*DIRECTIONS FOR THIS TASK:* Look at each line of the records and count those with "的频率折线统计图" in them. Please answer with the count alone.

-- START MATERIAL FOR THIS TASK --

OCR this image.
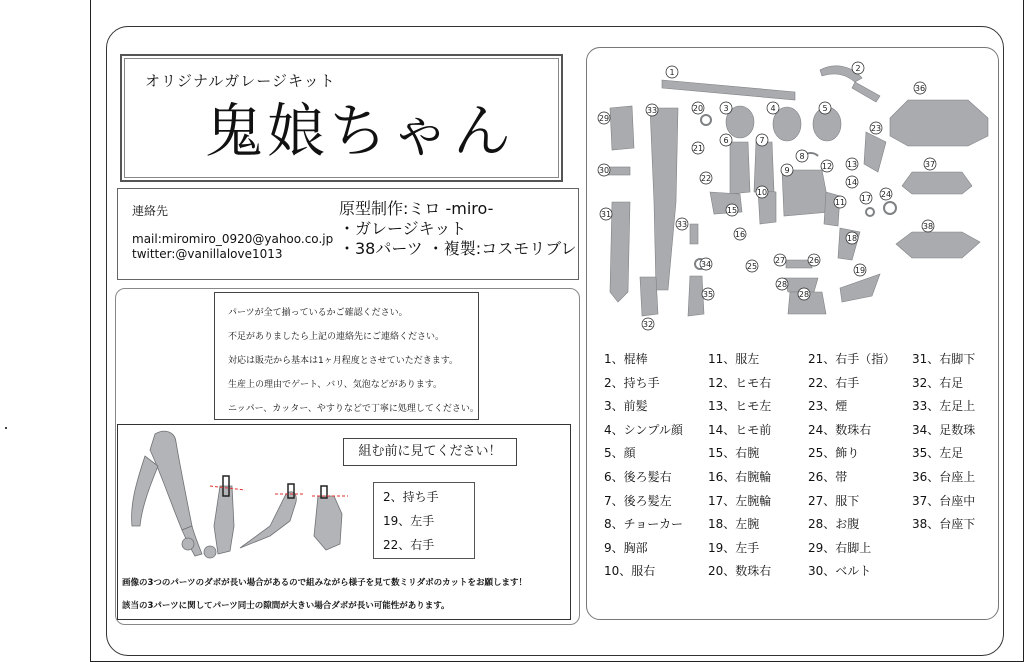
オリジナルガレージキット
鬼娘ちゃん
連絡先
mail:miromiro_0920@yahoo.co.jp
twitter:@vanillalove1013
原型制作:ミロ -miro-
・ガレージキット
・38パーツ ・複製:コスモリブレ
パーツが全て揃っているかご確認ください。
不足がありましたら上記の連絡先にご連絡ください。
対応は販売から基本は1ヶ月程度とさせていただきます。
生産上の理由でゲート、バリ、気泡などがあります。
ニッパー、カッター、やすりなどで丁寧に処理してください。
組む前に見てください！
2、持ち手
19、左手
22、右手
画像の3つのパーツのダボが長い場合があるので組みながら様子を見て数ミリダボのカットをお願します！
該当の3パーツに関してパーツ同士の隙間が大きい場合ダボが長い可能性があります。
1	2
3	4	5
6	7
8
9
10
11
12 13
14
15
16
17
18
19
20
21
22
23
24
25
26
27
28
28
29
30
31
32
33
33
34
35
36
37
38
1、棍棒
2、持ち手
3、前髪
4、シンプル顔
5、顔
6、後ろ髪右
7、後ろ髪左
8、チョーカー
9、胸部
10、服右
11、服左
12、ヒモ右
13、ヒモ左
14、ヒモ前
15、右腕
16、右腕輪
17、左腕輪
18、左腕
19、左手
20、数珠右
21、右手（指）
22、右手
23、煙
24、数珠右
25、飾り
26、帯
27、服下
28、お腹
29、右脚上
30、ベルト
31、右脚下
32、右足
33、左足上
34、足数珠
35、左足
36、台座上
37、台座中
38、台座下
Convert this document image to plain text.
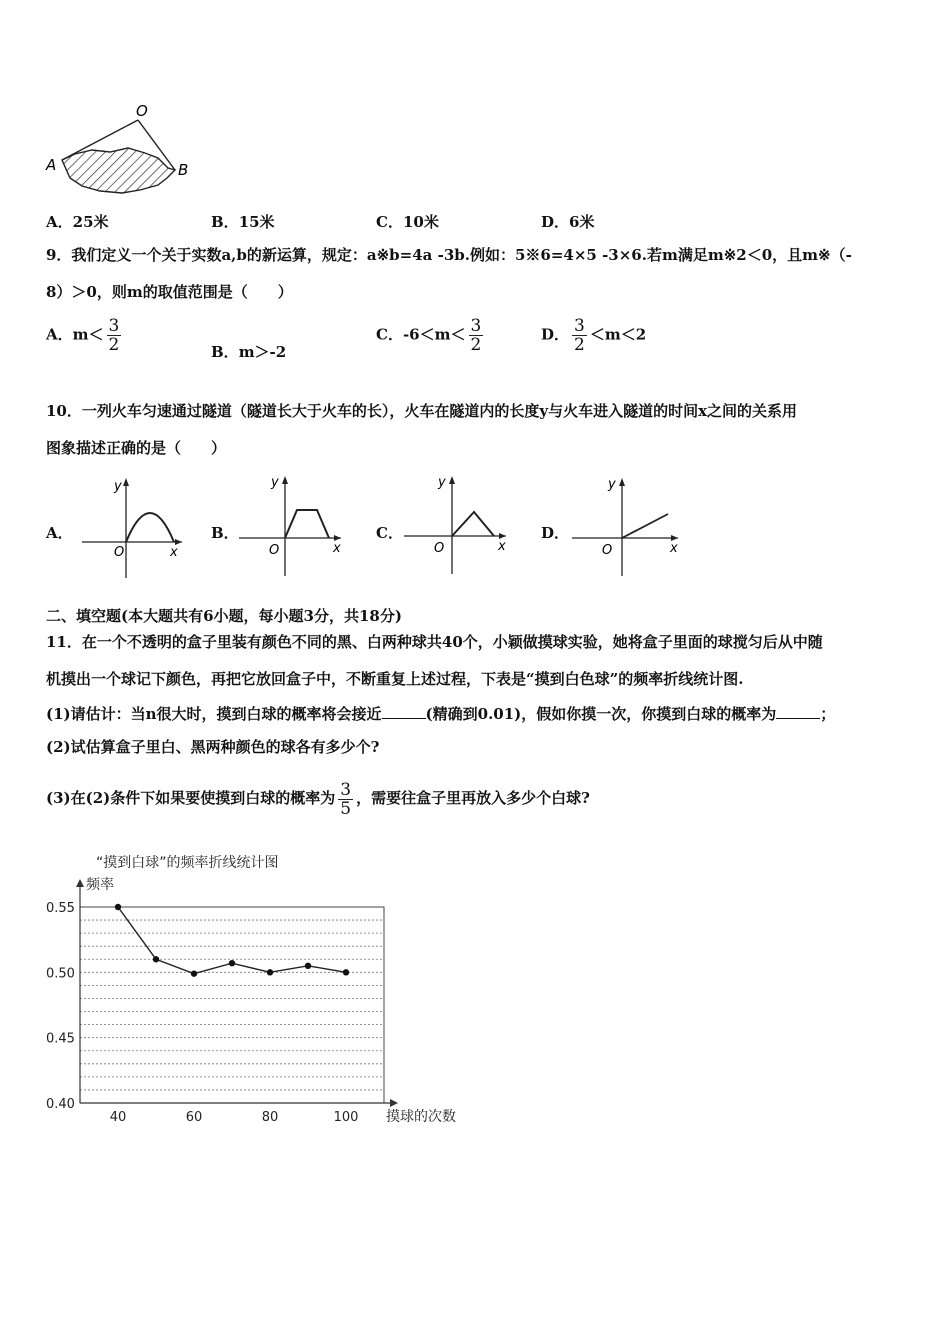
O
A	B
A．25米	B．15米	C．10米	D．6米
9．我们定义一个关于实数a,b的新运算，规定：a※b=4a -3b.例如：5※6=4×5 -3×6.若m满足m※2＜0，且m※（-
8）＞0，则m的取值范围是（　　）
A．$m< \frac{3}{2}$	B．m＞-2
C．$-6<m< \frac{3}{2}$	D． $\frac{3}{2} <m<2$
10．一列火车匀速通过隧道（隧道长大于火车的长），火车在隧道内的长度y与火车进入隧道的时间x之间的关系用
图象描述正确的是（　　）
A．	B．	C．	D．
y
x
O
y
x
O
y
x
O
y
x
O
二、填空题(本大题共有6小题，每小题3分，共18分)
11．在一个不透明的盒子里装有颜色不同的黑、白两种球共40个，小颖做摸球实验，她将盒子里面的球搅匀后从中随
机摸出一个球记下颜色，再把它放回盒子中，不断重复上述过程，下表是“摸到白色球”的频率折线统计图.
(1)请估计：当n很大时，摸到白球的概率将会接近	(精确到0.01)，假如你摸一次，你摸到白球的概率为	；
(2)试估算盒子里白、黑两种颜色的球各有多少个?
(3)在(2)条件下如果要使摸到白球的概率为 $\frac{3}{5}$ ，需要往盒子里再放入多少个白球?
“摸到白球”的频率折线统计图
频率
摸球的次数
0.55
0.50
0.45
0.40
40	60	80	100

-- END MATERIAL FOR THIS TASK --

*COMPLETED EXERCISE:* 2